> Task objective: Scan the data below and pick out the lines containing the word "style".

> Raw records:

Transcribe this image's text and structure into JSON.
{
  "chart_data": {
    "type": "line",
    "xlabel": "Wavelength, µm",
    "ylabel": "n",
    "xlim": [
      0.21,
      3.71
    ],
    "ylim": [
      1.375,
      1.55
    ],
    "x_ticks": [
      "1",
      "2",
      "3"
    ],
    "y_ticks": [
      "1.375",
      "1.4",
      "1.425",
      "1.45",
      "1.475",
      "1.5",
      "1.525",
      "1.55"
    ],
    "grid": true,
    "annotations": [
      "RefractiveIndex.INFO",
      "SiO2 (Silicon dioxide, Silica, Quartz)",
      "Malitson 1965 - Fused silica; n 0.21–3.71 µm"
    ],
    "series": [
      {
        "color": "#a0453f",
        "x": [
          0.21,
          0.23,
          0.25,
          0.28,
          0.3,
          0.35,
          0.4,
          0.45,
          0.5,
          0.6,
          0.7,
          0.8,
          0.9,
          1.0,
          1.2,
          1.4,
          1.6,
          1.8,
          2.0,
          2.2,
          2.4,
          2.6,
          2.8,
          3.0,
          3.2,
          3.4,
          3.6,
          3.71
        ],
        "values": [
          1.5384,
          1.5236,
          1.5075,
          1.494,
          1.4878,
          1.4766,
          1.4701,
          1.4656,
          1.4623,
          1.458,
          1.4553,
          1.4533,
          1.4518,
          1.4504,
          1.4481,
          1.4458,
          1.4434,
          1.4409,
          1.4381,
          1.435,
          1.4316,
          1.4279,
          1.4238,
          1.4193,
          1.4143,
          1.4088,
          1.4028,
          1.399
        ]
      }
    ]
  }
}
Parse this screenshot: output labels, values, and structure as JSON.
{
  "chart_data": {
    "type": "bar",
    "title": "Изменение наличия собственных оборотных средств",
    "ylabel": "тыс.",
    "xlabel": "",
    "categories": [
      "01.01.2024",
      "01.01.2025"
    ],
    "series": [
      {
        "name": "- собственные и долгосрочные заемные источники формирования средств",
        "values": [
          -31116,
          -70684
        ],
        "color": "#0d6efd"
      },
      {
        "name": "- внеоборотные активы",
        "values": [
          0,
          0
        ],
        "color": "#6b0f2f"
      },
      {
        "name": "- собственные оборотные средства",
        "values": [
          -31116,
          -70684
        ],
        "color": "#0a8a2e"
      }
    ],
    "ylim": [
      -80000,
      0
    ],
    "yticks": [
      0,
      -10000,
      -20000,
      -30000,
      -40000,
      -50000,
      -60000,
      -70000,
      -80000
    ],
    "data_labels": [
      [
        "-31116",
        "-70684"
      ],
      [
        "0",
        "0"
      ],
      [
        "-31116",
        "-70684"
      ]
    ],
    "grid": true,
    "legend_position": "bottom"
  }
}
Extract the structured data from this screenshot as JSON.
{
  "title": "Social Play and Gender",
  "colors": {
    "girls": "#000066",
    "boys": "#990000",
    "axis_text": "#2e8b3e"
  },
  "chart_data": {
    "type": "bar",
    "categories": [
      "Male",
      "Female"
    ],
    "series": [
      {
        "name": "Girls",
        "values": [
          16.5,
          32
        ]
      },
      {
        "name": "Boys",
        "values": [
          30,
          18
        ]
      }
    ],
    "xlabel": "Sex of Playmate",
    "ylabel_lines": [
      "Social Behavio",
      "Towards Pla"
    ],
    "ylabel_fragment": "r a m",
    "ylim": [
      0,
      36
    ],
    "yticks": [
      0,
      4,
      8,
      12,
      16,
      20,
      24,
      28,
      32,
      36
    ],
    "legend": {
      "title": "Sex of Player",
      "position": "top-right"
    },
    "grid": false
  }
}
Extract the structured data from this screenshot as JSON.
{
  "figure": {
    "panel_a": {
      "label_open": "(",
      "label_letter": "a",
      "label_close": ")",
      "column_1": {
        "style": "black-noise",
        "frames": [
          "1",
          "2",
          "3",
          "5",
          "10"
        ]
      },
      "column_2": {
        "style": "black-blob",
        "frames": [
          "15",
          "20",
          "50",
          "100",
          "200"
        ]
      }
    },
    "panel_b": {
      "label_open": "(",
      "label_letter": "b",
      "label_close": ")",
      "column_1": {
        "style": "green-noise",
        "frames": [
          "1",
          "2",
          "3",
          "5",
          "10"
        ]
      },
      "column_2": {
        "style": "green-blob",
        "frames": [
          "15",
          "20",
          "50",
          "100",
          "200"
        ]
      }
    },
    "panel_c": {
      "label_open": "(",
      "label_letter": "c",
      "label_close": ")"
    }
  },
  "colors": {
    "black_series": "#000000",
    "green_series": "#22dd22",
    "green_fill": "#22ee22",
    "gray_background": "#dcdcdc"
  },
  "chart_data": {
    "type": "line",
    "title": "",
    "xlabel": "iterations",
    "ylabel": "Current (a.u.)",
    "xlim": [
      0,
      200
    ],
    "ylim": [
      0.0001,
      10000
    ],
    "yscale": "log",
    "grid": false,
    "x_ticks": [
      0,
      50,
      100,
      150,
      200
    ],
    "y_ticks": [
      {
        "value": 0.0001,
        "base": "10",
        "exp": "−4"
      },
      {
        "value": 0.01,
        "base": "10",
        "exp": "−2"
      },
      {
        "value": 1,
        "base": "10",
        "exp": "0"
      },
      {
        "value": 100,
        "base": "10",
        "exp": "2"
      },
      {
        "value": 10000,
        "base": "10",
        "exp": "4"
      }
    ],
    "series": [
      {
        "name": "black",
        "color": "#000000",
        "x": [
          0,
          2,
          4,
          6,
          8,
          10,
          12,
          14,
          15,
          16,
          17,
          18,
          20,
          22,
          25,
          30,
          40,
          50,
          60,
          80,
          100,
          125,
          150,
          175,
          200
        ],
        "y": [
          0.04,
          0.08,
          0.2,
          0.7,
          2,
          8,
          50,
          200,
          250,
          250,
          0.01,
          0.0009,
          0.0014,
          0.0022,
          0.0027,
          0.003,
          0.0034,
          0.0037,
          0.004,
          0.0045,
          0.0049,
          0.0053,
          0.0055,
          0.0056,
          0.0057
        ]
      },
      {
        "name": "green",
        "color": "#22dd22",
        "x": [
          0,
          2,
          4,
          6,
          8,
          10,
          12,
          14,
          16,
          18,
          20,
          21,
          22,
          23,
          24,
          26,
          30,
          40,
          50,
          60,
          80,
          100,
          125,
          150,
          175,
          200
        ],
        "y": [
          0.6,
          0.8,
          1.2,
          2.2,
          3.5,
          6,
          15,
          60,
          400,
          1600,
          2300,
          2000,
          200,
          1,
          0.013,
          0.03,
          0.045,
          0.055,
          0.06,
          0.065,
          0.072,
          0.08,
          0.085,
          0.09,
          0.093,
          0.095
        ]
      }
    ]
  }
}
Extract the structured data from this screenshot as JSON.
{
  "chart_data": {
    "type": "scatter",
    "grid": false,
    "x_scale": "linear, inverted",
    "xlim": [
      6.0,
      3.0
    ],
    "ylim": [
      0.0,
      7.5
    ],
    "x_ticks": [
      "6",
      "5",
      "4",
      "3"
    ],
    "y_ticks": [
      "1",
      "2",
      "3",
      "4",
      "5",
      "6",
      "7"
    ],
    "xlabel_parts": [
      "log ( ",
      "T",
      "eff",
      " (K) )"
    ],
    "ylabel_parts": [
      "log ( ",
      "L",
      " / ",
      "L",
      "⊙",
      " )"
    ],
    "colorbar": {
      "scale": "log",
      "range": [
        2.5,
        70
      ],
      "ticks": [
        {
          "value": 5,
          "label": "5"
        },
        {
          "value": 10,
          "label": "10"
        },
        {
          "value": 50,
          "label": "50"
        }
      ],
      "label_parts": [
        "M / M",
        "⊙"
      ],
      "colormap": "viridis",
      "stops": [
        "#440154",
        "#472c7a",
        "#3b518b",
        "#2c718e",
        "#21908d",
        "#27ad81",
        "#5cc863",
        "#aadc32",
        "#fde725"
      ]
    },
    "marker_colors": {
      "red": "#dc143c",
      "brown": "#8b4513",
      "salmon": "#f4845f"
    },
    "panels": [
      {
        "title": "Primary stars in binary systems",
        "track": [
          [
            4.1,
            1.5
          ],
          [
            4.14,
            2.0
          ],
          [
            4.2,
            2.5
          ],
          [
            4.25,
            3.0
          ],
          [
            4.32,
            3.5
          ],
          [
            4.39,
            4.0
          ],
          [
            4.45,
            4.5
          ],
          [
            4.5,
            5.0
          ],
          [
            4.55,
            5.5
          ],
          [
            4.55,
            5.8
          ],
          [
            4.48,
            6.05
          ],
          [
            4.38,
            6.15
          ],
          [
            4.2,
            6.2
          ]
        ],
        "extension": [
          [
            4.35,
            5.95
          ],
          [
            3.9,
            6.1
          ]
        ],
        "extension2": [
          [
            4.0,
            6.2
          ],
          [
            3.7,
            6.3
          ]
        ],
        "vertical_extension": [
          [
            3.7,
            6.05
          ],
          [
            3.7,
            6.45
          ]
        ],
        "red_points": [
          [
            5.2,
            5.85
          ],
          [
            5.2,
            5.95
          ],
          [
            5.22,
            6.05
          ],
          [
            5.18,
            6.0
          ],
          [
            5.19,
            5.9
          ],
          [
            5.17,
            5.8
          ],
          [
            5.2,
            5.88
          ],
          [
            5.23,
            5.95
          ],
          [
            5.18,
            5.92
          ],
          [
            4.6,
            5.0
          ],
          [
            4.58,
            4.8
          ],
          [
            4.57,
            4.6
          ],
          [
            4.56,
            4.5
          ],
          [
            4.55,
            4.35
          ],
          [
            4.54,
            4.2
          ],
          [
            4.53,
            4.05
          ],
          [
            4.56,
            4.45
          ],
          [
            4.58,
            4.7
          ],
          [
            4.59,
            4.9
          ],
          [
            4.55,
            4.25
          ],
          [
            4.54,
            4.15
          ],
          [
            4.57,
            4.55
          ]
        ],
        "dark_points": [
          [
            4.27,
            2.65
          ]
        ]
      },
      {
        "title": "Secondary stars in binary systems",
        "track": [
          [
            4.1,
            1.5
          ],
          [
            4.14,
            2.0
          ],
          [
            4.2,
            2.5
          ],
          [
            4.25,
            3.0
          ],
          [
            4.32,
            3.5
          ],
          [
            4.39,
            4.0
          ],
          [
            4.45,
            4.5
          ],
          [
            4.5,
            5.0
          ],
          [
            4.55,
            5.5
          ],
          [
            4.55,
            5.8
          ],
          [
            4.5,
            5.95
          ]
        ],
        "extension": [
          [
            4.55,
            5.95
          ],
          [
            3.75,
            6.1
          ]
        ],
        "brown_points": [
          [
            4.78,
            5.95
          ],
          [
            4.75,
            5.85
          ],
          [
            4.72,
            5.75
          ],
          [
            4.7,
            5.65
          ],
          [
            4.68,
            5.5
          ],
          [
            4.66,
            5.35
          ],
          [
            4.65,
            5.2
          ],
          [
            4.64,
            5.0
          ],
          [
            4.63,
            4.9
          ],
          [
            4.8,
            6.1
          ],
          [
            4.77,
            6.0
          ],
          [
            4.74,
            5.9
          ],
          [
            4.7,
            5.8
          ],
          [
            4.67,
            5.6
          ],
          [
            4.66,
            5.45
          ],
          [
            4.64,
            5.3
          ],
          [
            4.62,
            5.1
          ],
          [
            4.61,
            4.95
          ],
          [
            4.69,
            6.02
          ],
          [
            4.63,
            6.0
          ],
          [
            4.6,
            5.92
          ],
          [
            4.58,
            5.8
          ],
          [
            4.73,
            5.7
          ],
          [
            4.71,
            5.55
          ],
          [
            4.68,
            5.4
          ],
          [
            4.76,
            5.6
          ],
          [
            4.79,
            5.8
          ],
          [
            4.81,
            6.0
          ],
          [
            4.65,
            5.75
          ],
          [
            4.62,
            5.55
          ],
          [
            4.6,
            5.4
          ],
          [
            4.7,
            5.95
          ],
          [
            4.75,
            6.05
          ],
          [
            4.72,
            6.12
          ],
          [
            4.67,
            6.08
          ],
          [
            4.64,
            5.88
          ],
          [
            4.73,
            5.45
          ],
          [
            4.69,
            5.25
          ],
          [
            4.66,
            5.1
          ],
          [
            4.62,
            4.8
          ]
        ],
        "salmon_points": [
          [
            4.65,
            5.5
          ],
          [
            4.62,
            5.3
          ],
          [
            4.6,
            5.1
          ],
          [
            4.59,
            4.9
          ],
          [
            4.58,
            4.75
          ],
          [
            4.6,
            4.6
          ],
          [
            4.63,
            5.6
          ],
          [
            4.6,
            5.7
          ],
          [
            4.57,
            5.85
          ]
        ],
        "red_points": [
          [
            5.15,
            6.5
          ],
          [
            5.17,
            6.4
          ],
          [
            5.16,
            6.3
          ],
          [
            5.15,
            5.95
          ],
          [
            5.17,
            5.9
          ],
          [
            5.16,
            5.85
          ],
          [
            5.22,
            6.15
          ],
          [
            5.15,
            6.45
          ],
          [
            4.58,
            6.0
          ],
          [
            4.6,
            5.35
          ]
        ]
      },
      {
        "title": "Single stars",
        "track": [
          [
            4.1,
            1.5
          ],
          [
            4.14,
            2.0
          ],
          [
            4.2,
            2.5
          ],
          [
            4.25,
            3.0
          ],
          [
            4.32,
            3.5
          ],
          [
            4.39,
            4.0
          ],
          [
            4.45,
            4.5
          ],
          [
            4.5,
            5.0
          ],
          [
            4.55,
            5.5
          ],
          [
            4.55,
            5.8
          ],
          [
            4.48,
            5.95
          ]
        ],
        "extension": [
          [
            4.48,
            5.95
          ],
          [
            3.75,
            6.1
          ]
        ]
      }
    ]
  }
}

> Result:
        "style": "black-noise",
        "style": "black-blob",
        "style": "green-noise",
        "style": "green-blob",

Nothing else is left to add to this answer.